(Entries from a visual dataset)

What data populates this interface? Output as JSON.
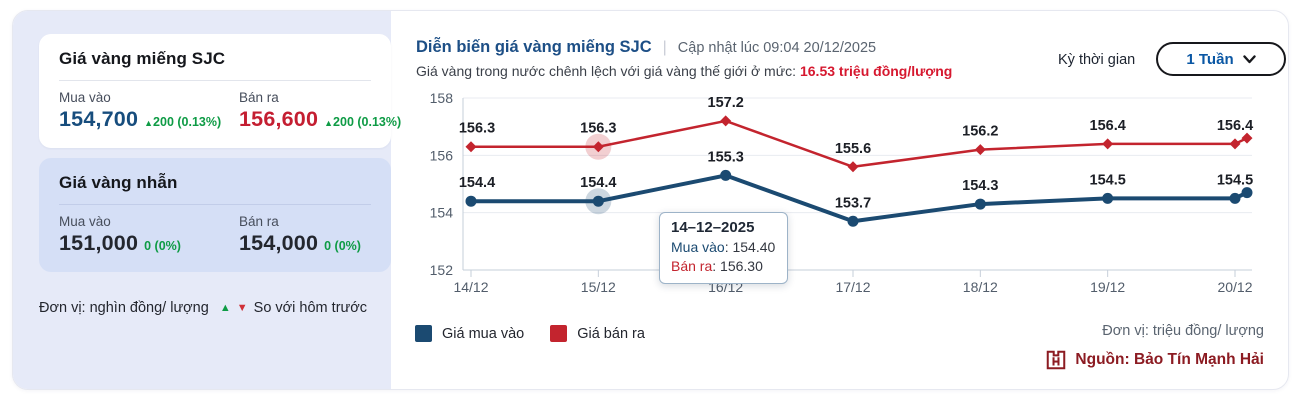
{
  "colors": {
    "buy_blue": "#174d7d",
    "sell_red": "#c41e31",
    "change_green": "#0e9b45",
    "title_blue": "#1d4f86",
    "diff_red": "#d6182f",
    "select_blue": "#0a57a4",
    "source_maroon": "#8c1b22",
    "sidebar_bg": "#e6eaf8",
    "ring_card_bg": "#d5dff6"
  },
  "icons": {
    "up_arrow": "▲",
    "down_arrow": "▼",
    "separator": "|"
  },
  "sidebar": {
    "cards": [
      {
        "title": "Giá vàng miếng SJC",
        "buy_label": "Mua vào",
        "buy_value": "154,700",
        "buy_arrow": "▲",
        "buy_change": "200 (0.13%)",
        "sell_label": "Bán ra",
        "sell_value": "156,600",
        "sell_arrow": "▲",
        "sell_change": "200 (0.13%)"
      },
      {
        "title": "Giá vàng nhẫn",
        "buy_label": "Mua vào",
        "buy_value": "151,000",
        "buy_arrow": "",
        "buy_change": "0 (0%)",
        "sell_label": "Bán ra",
        "sell_value": "154,000",
        "sell_arrow": "",
        "sell_change": "0 (0%)"
      }
    ],
    "unit_note": "Đơn vị: nghìn đồng/ lượng",
    "compare_note": "So với hôm trước"
  },
  "chart_header": {
    "title": "Diễn biến giá vàng miếng SJC",
    "updated": "Cập nhật lúc 09:04 20/12/2025",
    "diff_text": "Giá vàng trong nước chênh lệch với giá vàng thế giới ở mức:",
    "diff_value": "16.53 triệu đồng/lượng"
  },
  "period": {
    "label": "Kỳ thời gian",
    "selected": "1 Tuần"
  },
  "chart_data": {
    "type": "line",
    "title": "Diễn biến giá vàng miếng SJC",
    "x": [
      "14/12",
      "15/12",
      "16/12",
      "17/12",
      "18/12",
      "19/12",
      "20/12"
    ],
    "series": [
      {
        "name": "Giá mua vào",
        "color": "#1b4a71",
        "marker": "circle",
        "values": [
          154.4,
          154.4,
          155.3,
          153.7,
          154.3,
          154.5,
          154.5
        ],
        "latest": 154.7
      },
      {
        "name": "Giá bán ra",
        "color": "#c3242e",
        "marker": "diamond",
        "values": [
          156.3,
          156.3,
          157.2,
          155.6,
          156.2,
          156.4,
          156.4
        ],
        "latest": 156.6
      }
    ],
    "ylim": [
      152,
      158
    ],
    "yticks": [
      152,
      154,
      156,
      158
    ],
    "grid": true,
    "legend_position": "bottom-left",
    "highlight_index": 1,
    "ylabel": "",
    "xlabel": "",
    "unit": "triệu đồng/ lượng"
  },
  "tooltip": {
    "date": "14–12–2025",
    "buy_label": "Mua vào",
    "buy_value": "154.40",
    "sell_label": "Bán ra",
    "sell_value": "156.30"
  },
  "footer": {
    "unit_note": "Đơn vị: triệu đồng/ lượng",
    "source": "Nguồn: Bảo Tín Mạnh Hải"
  }
}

» EXERCISE BRIEF
All the records above need to be given again word for word. Skip the pictures.

» ANSWER FOR THE TASK
What data populates this interface? Output as JSON.
{
  "colors": {
    "buy_blue": "#174d7d",
    "sell_red": "#c41e31",
    "change_green": "#0e9b45",
    "title_blue": "#1d4f86",
    "diff_red": "#d6182f",
    "select_blue": "#0a57a4",
    "source_maroon": "#8c1b22",
    "sidebar_bg": "#e6eaf8",
    "ring_card_bg": "#d5dff6"
  },
  "icons": {
    "up_arrow": "▲",
    "down_arrow": "▼",
    "separator": "|"
  },
  "sidebar": {
    "cards": [
      {
        "title": "Giá vàng miếng SJC",
        "buy_label": "Mua vào",
        "buy_value": "154,700",
        "buy_arrow": "▲",
        "buy_change": "200 (0.13%)",
        "sell_label": "Bán ra",
        "sell_value": "156,600",
        "sell_arrow": "▲",
        "sell_change": "200 (0.13%)"
      },
      {
        "title": "Giá vàng nhẫn",
        "buy_label": "Mua vào",
        "buy_value": "151,000",
        "buy_arrow": "",
        "buy_change": "0 (0%)",
        "sell_label": "Bán ra",
        "sell_value": "154,000",
        "sell_arrow": "",
        "sell_change": "0 (0%)"
      }
    ],
    "unit_note": "Đơn vị: nghìn đồng/ lượng",
    "compare_note": "So với hôm trước"
  },
  "chart_header": {
    "title": "Diễn biến giá vàng miếng SJC",
    "updated": "Cập nhật lúc 09:04 20/12/2025",
    "diff_text": "Giá vàng trong nước chênh lệch với giá vàng thế giới ở mức:",
    "diff_value": "16.53 triệu đồng/lượng"
  },
  "period": {
    "label": "Kỳ thời gian",
    "selected": "1 Tuần"
  },
  "chart_data": {
    "type": "line",
    "title": "Diễn biến giá vàng miếng SJC",
    "x": [
      "14/12",
      "15/12",
      "16/12",
      "17/12",
      "18/12",
      "19/12",
      "20/12"
    ],
    "series": [
      {
        "name": "Giá mua vào",
        "color": "#1b4a71",
        "marker": "circle",
        "values": [
          154.4,
          154.4,
          155.3,
          153.7,
          154.3,
          154.5,
          154.5
        ],
        "latest": 154.7
      },
      {
        "name": "Giá bán ra",
        "color": "#c3242e",
        "marker": "diamond",
        "values": [
          156.3,
          156.3,
          157.2,
          155.6,
          156.2,
          156.4,
          156.4
        ],
        "latest": 156.6
      }
    ],
    "ylim": [
      152,
      158
    ],
    "yticks": [
      152,
      154,
      156,
      158
    ],
    "grid": true,
    "legend_position": "bottom-left",
    "highlight_index": 1,
    "ylabel": "",
    "xlabel": "",
    "unit": "triệu đồng/ lượng"
  },
  "tooltip": {
    "date": "14–12–2025",
    "buy_label": "Mua vào",
    "buy_value": "154.40",
    "sell_label": "Bán ra",
    "sell_value": "156.30"
  },
  "footer": {
    "unit_note": "Đơn vị: triệu đồng/ lượng",
    "source": "Nguồn: Bảo Tín Mạnh Hải"
  }
}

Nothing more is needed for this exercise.